-- Records for the exercise --
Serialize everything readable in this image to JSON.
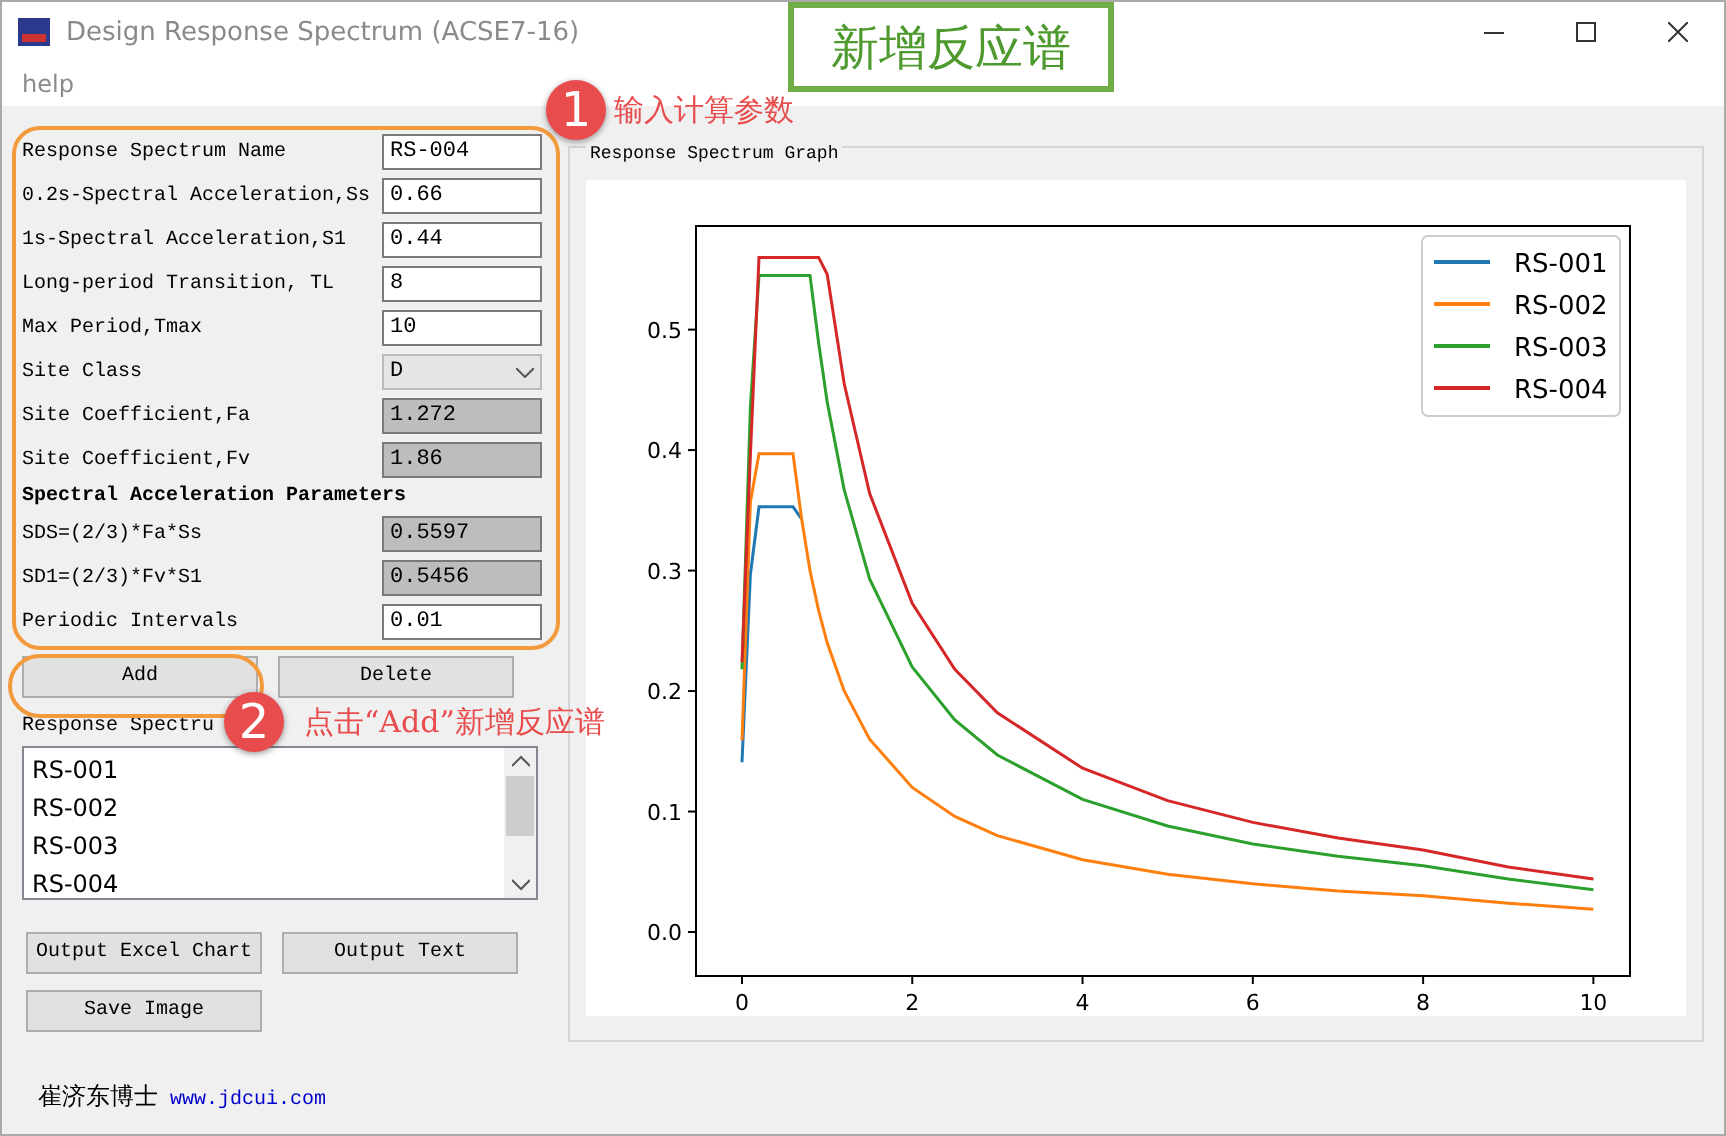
{
  "window": {
    "title": "Design Response Spectrum  (ACSE7-16)"
  },
  "menu": [
    "help"
  ],
  "form": {
    "fields": [
      {
        "kind": "input",
        "label": "Response Spectrum Name",
        "value": "RS-004"
      },
      {
        "kind": "input",
        "label": "0.2s-Spectral Acceleration,Ss",
        "value": "0.66"
      },
      {
        "kind": "input",
        "label": "1s-Spectral Acceleration,S1",
        "value": "0.44"
      },
      {
        "kind": "input",
        "label": "Long-period Transition, TL",
        "value": "8"
      },
      {
        "kind": "input",
        "label": "Max Period,Tmax",
        "value": "10"
      },
      {
        "kind": "select",
        "label": "Site Class",
        "value": "D"
      },
      {
        "kind": "readonly",
        "label": "Site Coefficient,Fa",
        "value": "1.272"
      },
      {
        "kind": "readonly",
        "label": "Site Coefficient,Fv",
        "value": "1.86"
      },
      {
        "kind": "heading",
        "label": "Spectral Acceleration Parameters"
      },
      {
        "kind": "readonly",
        "label": "SDS=(2/3)*Fa*Ss",
        "value": "0.5597"
      },
      {
        "kind": "readonly",
        "label": "SD1=(2/3)*Fv*S1",
        "value": "0.5456"
      },
      {
        "kind": "input",
        "label": "Periodic Intervals",
        "value": "0.01"
      }
    ]
  },
  "actions": [
    "Add",
    "Delete"
  ],
  "list": {
    "label": "Response Spectru",
    "items": [
      "RS-001",
      "RS-002",
      "RS-003",
      "RS-004"
    ]
  },
  "outputs": [
    "Output Excel Chart",
    "Output Text",
    "Save Image"
  ],
  "footer": {
    "author": "崔济东博士",
    "link": "www.jdcui.com"
  },
  "graph": {
    "title": "Response Spectrum Graph",
    "chart_data": {
      "type": "line",
      "legend": true,
      "x": [
        0,
        0.05,
        0.1,
        0.2,
        0.3,
        0.4,
        0.5,
        0.6,
        0.7,
        0.8,
        0.9,
        1,
        1.2,
        1.5,
        2,
        2.5,
        3,
        4,
        5,
        6,
        7,
        8,
        9,
        10
      ],
      "xlim": [
        -0.54,
        10.43
      ],
      "ylim": [
        -0.0365,
        0.586
      ],
      "xticks": [
        {
          "value": 0,
          "label": "0"
        },
        {
          "value": 2,
          "label": "2"
        },
        {
          "value": 4,
          "label": "4"
        },
        {
          "value": 6,
          "label": "6"
        },
        {
          "value": 8,
          "label": "8"
        },
        {
          "value": 10,
          "label": "10"
        }
      ],
      "yticks": [
        {
          "value": 0,
          "label": "0.0"
        },
        0.1,
        0.2,
        0.3,
        0.4,
        0.5
      ],
      "series": [
        {
          "name": "RS-001",
          "color": "#1f77b4",
          "values": [
            0.141,
            0.219,
            0.297,
            0.353,
            0.353,
            0.353,
            0.353,
            0.353,
            0.343,
            null,
            null,
            null,
            null,
            null,
            null,
            null,
            null,
            null,
            null,
            null,
            null,
            null,
            null,
            null
          ]
        },
        {
          "name": "RS-002",
          "color": "#ff7f0e",
          "values": [
            0.159,
            0.258,
            0.357,
            0.397,
            0.397,
            0.397,
            0.397,
            0.397,
            0.343,
            0.3,
            0.267,
            0.24,
            0.2,
            0.16,
            0.12,
            0.096,
            0.08,
            0.06,
            0.048,
            0.04,
            0.034,
            0.03,
            0.024,
            0.019
          ]
        },
        {
          "name": "RS-003",
          "color": "#2ca02c",
          "values": [
            0.218,
            0.327,
            0.436,
            0.545,
            0.545,
            0.545,
            0.545,
            0.545,
            0.545,
            0.545,
            0.489,
            0.44,
            0.367,
            0.293,
            0.22,
            0.176,
            0.147,
            0.11,
            0.088,
            0.073,
            0.063,
            0.055,
            0.044,
            0.035
          ]
        },
        {
          "name": "RS-004",
          "color": "#d62728",
          "values": [
            0.224,
            0.31,
            0.396,
            0.56,
            0.56,
            0.56,
            0.56,
            0.56,
            0.56,
            0.56,
            0.56,
            0.546,
            0.455,
            0.364,
            0.273,
            0.218,
            0.182,
            0.136,
            0.109,
            0.091,
            0.078,
            0.068,
            0.054,
            0.044
          ]
        }
      ]
    }
  },
  "banner": "新增反应谱",
  "callouts": [
    {
      "number": "1",
      "text": "输入计算参数"
    },
    {
      "number": "2",
      "text": "点击“Add”新增反应谱"
    }
  ]
}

-- Direction --
Extract from the material all lines containing the string "Spectrum".

-- Reply to the exercise --
    "title": "Design Response Spectrum  (ACSE7-16)"
        "label": "Response Spectrum Name",
    "title": "Response Spectrum Graph",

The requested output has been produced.